(EXERCISE DETAILS)
Without the pictures, write out all the lines below exactly as they appear.

(ITEMS)
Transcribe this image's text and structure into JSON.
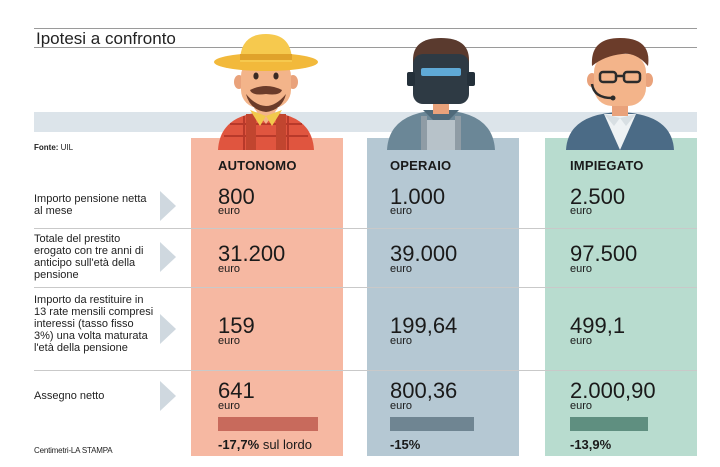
{
  "title": "Ipotesi a confronto",
  "source_label": "Fonte:",
  "source_value": "UIL",
  "credit": "Centimetri-LA STAMPA",
  "columns": [
    {
      "heading": "AUTONOMO",
      "color": "#f6b8a2",
      "bar_color": "#c86a5c",
      "icon": "farmer-with-hat-icon"
    },
    {
      "heading": "OPERAIO",
      "color": "#b5c8d3",
      "bar_color": "#6f8592",
      "icon": "welder-with-mask-icon"
    },
    {
      "heading": "IMPIEGATO",
      "color": "#b8dccf",
      "bar_color": "#5f8f80",
      "icon": "office-worker-with-headset-icon"
    }
  ],
  "rows": [
    {
      "label": "Importo pensione netta al mese",
      "values": [
        "800",
        "1.000",
        "2.500"
      ],
      "unit": "euro"
    },
    {
      "label": "Totale del prestito erogato con tre anni di anticipo sull'età della pensione",
      "values": [
        "31.200",
        "39.000",
        "97.500"
      ],
      "unit": "euro"
    },
    {
      "label": "Importo da restituire in 13 rate mensili compresi interessi (tasso fisso 3%) una volta maturata l'età della pensione",
      "values": [
        "159",
        "199,64",
        "499,1"
      ],
      "unit": "euro"
    },
    {
      "label": "Assegno netto",
      "values": [
        "641",
        "800,36",
        "2.000,90"
      ],
      "unit": "euro"
    }
  ],
  "changes": [
    {
      "value": "-17,7%",
      "suffix": " sul lordo"
    },
    {
      "value": "-15%",
      "suffix": ""
    },
    {
      "value": "-13,9%",
      "suffix": ""
    }
  ]
}
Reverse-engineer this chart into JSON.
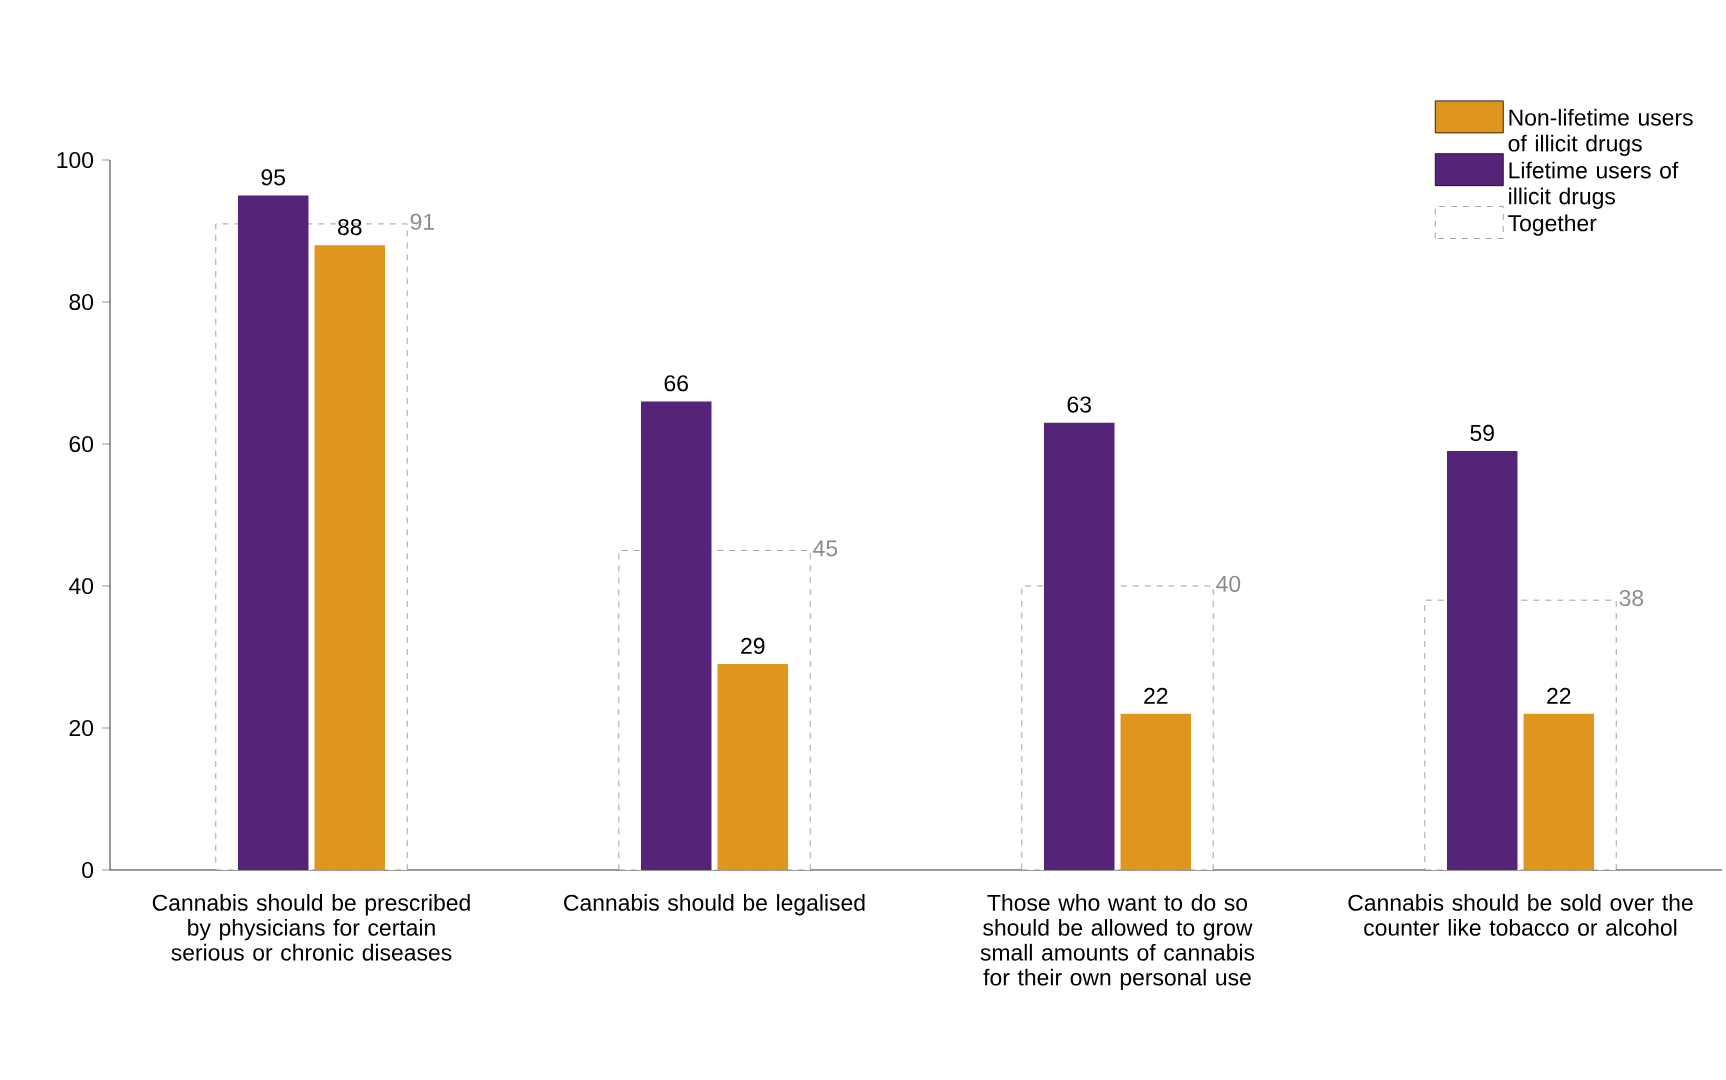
{
  "chart_data": {
    "type": "bar",
    "categories": [
      "Cannabis should be prescribed by physicians for certain serious or chronic diseases",
      "Cannabis should be legalised",
      "Those who want to do so should be allowed to grow small amounts of cannabis for their own personal use",
      "Cannabis should be sold over the counter like tobacco or alcohol"
    ],
    "series": [
      {
        "name": "Non-lifetime users of illicit drugs",
        "color": "#e0961e",
        "values": [
          88,
          29,
          22,
          22
        ]
      },
      {
        "name": "Lifetime users of illicit drugs",
        "color": "#552478",
        "values": [
          95,
          66,
          63,
          59
        ]
      },
      {
        "name": "Together",
        "color": "#8c8c8c",
        "line_style": "dashed",
        "values": [
          91,
          45,
          40,
          38
        ]
      }
    ],
    "ylim": [
      0,
      100
    ],
    "yticks": [
      0,
      20,
      40,
      60,
      80,
      100
    ],
    "data_labels": true,
    "legend": "top right"
  }
}
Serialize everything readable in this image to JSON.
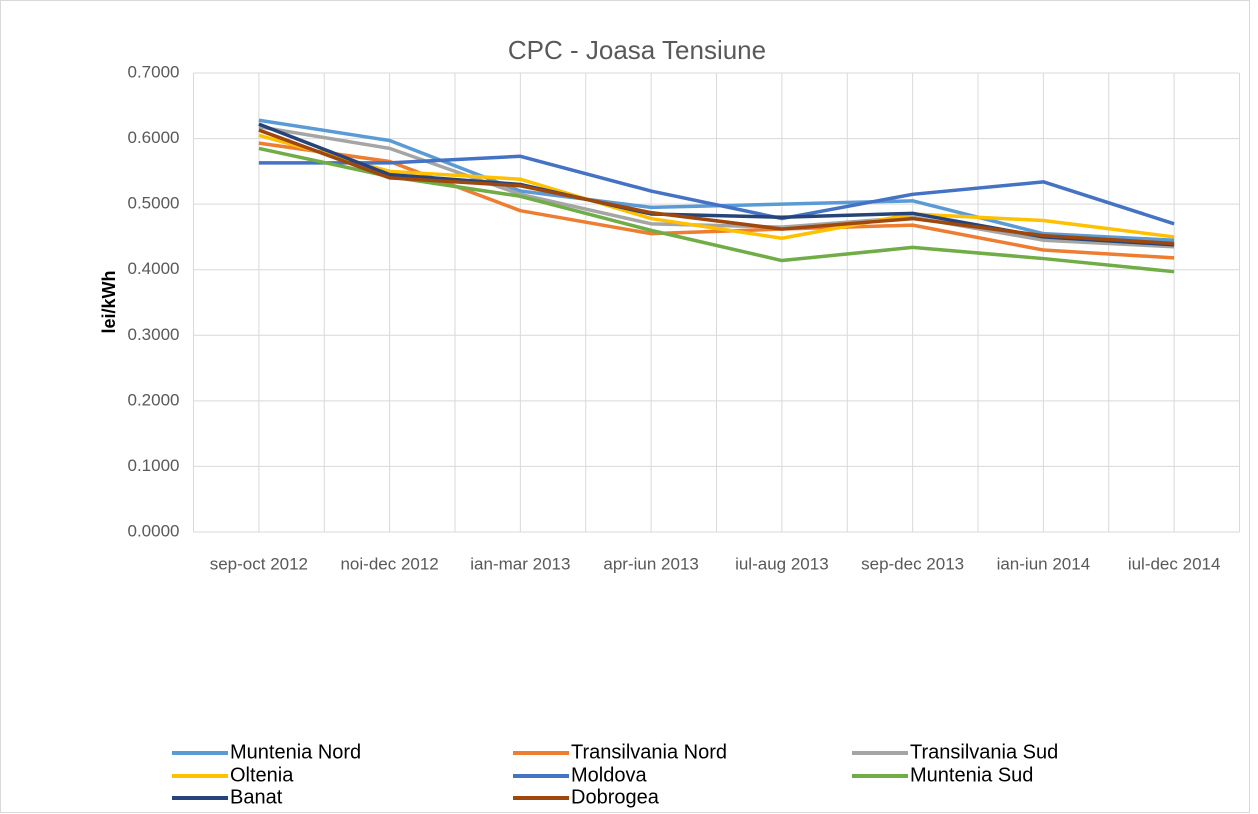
{
  "chart_data": {
    "type": "line",
    "title": "CPC - Joasa Tensiune",
    "y_label": "lei/kWh",
    "categories": [
      "sep-oct 2012",
      "noi-dec 2012",
      "ian-mar 2013",
      "apr-iun 2013",
      "iul-aug 2013",
      "sep-dec 2013",
      "ian-iun 2014",
      "iul-dec 2014"
    ],
    "ylim": [
      0,
      0.7
    ],
    "yticks": [
      {
        "value": 0,
        "label": "0.0000"
      },
      {
        "value": 0.1,
        "label": "0.1000"
      },
      {
        "value": 0.2,
        "label": "0.2000"
      },
      {
        "value": 0.3,
        "label": "0.3000"
      },
      {
        "value": 0.4,
        "label": "0.4000"
      },
      {
        "value": 0.5,
        "label": "0.5000"
      },
      {
        "value": 0.6,
        "label": "0.6000"
      },
      {
        "value": 0.7,
        "label": "0.7000"
      }
    ],
    "grid": true,
    "legend": "bottom",
    "series": [
      {
        "name": "Muntenia Nord",
        "color": "#5b9bd5",
        "values": [
          0.628,
          0.597,
          0.52,
          0.495,
          0.5,
          0.505,
          0.455,
          0.445
        ]
      },
      {
        "name": "Transilvania Nord",
        "color": "#ed7d31",
        "values": [
          0.593,
          0.565,
          0.49,
          0.455,
          0.462,
          0.468,
          0.43,
          0.418
        ]
      },
      {
        "name": "Transilvania Sud",
        "color": "#a5a5a5",
        "values": [
          0.618,
          0.585,
          0.515,
          0.47,
          0.465,
          0.48,
          0.445,
          0.435
        ]
      },
      {
        "name": "Oltenia",
        "color": "#ffc000",
        "values": [
          0.605,
          0.55,
          0.538,
          0.478,
          0.448,
          0.485,
          0.475,
          0.45
        ]
      },
      {
        "name": "Moldova",
        "color": "#4472c4",
        "values": [
          0.563,
          0.563,
          0.573,
          0.52,
          0.478,
          0.515,
          0.534,
          0.47
        ]
      },
      {
        "name": "Muntenia Sud",
        "color": "#70ad47",
        "values": [
          0.585,
          0.542,
          0.512,
          0.46,
          0.414,
          0.434,
          0.417,
          0.397
        ]
      },
      {
        "name": "Banat",
        "color": "#264478",
        "values": [
          0.622,
          0.545,
          0.53,
          0.485,
          0.48,
          0.486,
          0.45,
          0.438
        ]
      },
      {
        "name": "Dobrogea",
        "color": "#9e480e",
        "values": [
          0.613,
          0.54,
          0.528,
          0.487,
          0.462,
          0.478,
          0.452,
          0.44
        ]
      }
    ]
  }
}
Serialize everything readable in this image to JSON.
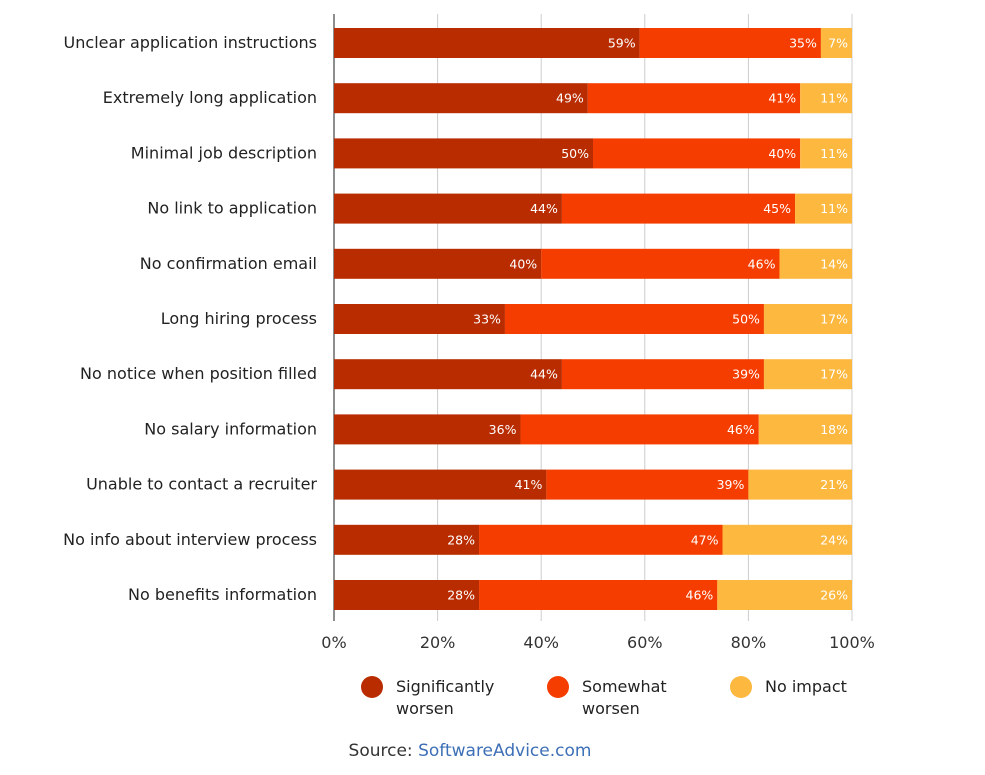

(OUTPUT FOR THIS EXERCISE)
Transcribe this image's text and structure into JSON.
{
  "title": "Ipotesi a confronto",
  "source_label": "Fonte:",
  "source_value": "UIL",
  "credit": "Centimetri-LA STAMPA",
  "columns": [
    {
      "heading": "AUTONOMO",
      "color": "#f6b8a2",
      "bar_color": "#c86a5c",
      "icon": "farmer-with-hat-icon"
    },
    {
      "heading": "OPERAIO",
      "color": "#b5c8d3",
      "bar_color": "#6f8592",
      "icon": "welder-with-mask-icon"
    },
    {
      "heading": "IMPIEGATO",
      "color": "#b8dccf",
      "bar_color": "#5f8f80",
      "icon": "office-worker-with-headset-icon"
    }
  ],
  "rows": [
    {
      "label": "Importo pensione netta al mese",
      "values": [
        "800",
        "1.000",
        "2.500"
      ],
      "unit": "euro"
    },
    {
      "label": "Totale del prestito erogato con tre anni di anticipo sull'età della pensione",
      "values": [
        "31.200",
        "39.000",
        "97.500"
      ],
      "unit": "euro"
    },
    {
      "label": "Importo da restituire in 13 rate mensili compresi interessi (tasso fisso 3%) una volta maturata l'età della pensione",
      "values": [
        "159",
        "199,64",
        "499,1"
      ],
      "unit": "euro"
    },
    {
      "label": "Assegno netto",
      "values": [
        "641",
        "800,36",
        "2.000,90"
      ],
      "unit": "euro"
    }
  ],
  "changes": [
    {
      "value": "-17,7%",
      "suffix": " sul lordo"
    },
    {
      "value": "-15%",
      "suffix": ""
    },
    {
      "value": "-13,9%",
      "suffix": ""
    }
  ]
}
Reverse-engineer this chart into JSON.
{
  "chart_data": {
    "type": "bar",
    "categories": [
      "Cannabis should be prescribed by physicians for certain serious or chronic diseases",
      "Cannabis should be legalised",
      "Those who want to do so should be allowed to grow small amounts of cannabis for their own personal use",
      "Cannabis should be sold over the counter like tobacco or alcohol"
    ],
    "series": [
      {
        "name": "Non-lifetime users of illicit drugs",
        "color": "#e0961e",
        "values": [
          88,
          29,
          22,
          22
        ]
      },
      {
        "name": "Lifetime users of illicit drugs",
        "color": "#552478",
        "values": [
          95,
          66,
          63,
          59
        ]
      },
      {
        "name": "Together",
        "color": "#8c8c8c",
        "line_style": "dashed",
        "values": [
          91,
          45,
          40,
          38
        ]
      }
    ],
    "ylim": [
      0,
      100
    ],
    "yticks": [
      0,
      20,
      40,
      60,
      80,
      100
    ],
    "data_labels": true,
    "legend": "top right"
  }
}
Serialize everything readable in this image to JSON.
{
  "chart_data": {
    "type": "line",
    "title": "CPC - Joasa Tensiune",
    "y_label": "lei/kWh",
    "categories": [
      "sep-oct 2012",
      "noi-dec 2012",
      "ian-mar 2013",
      "apr-iun 2013",
      "iul-aug 2013",
      "sep-dec 2013",
      "ian-iun 2014",
      "iul-dec 2014"
    ],
    "ylim": [
      0,
      0.7
    ],
    "yticks": [
      {
        "value": 0,
        "label": "0.0000"
      },
      {
        "value": 0.1,
        "label": "0.1000"
      },
      {
        "value": 0.2,
        "label": "0.2000"
      },
      {
        "value": 0.3,
        "label": "0.3000"
      },
      {
        "value": 0.4,
        "label": "0.4000"
      },
      {
        "value": 0.5,
        "label": "0.5000"
      },
      {
        "value": 0.6,
        "label": "0.6000"
      },
      {
        "value": 0.7,
        "label": "0.7000"
      }
    ],
    "grid": true,
    "legend": "bottom",
    "series": [
      {
        "name": "Muntenia Nord",
        "color": "#5b9bd5",
        "values": [
          0.628,
          0.597,
          0.52,
          0.495,
          0.5,
          0.505,
          0.455,
          0.445
        ]
      },
      {
        "name": "Transilvania Nord",
        "color": "#ed7d31",
        "values": [
          0.593,
          0.565,
          0.49,
          0.455,
          0.462,
          0.468,
          0.43,
          0.418
        ]
      },
      {
        "name": "Transilvania Sud",
        "color": "#a5a5a5",
        "values": [
          0.618,
          0.585,
          0.515,
          0.47,
          0.465,
          0.48,
          0.445,
          0.435
        ]
      },
      {
        "name": "Oltenia",
        "color": "#ffc000",
        "values": [
          0.605,
          0.55,
          0.538,
          0.478,
          0.448,
          0.485,
          0.475,
          0.45
        ]
      },
      {
        "name": "Moldova",
        "color": "#4472c4",
        "values": [
          0.563,
          0.563,
          0.573,
          0.52,
          0.478,
          0.515,
          0.534,
          0.47
        ]
      },
      {
        "name": "Muntenia Sud",
        "color": "#70ad47",
        "values": [
          0.585,
          0.542,
          0.512,
          0.46,
          0.414,
          0.434,
          0.417,
          0.397
        ]
      },
      {
        "name": "Banat",
        "color": "#264478",
        "values": [
          0.622,
          0.545,
          0.53,
          0.485,
          0.48,
          0.486,
          0.45,
          0.438
        ]
      },
      {
        "name": "Dobrogea",
        "color": "#9e480e",
        "values": [
          0.613,
          0.54,
          0.528,
          0.487,
          0.462,
          0.478,
          0.452,
          0.44
        ]
      }
    ]
  }
}
Serialize everything readable in this image to JSON.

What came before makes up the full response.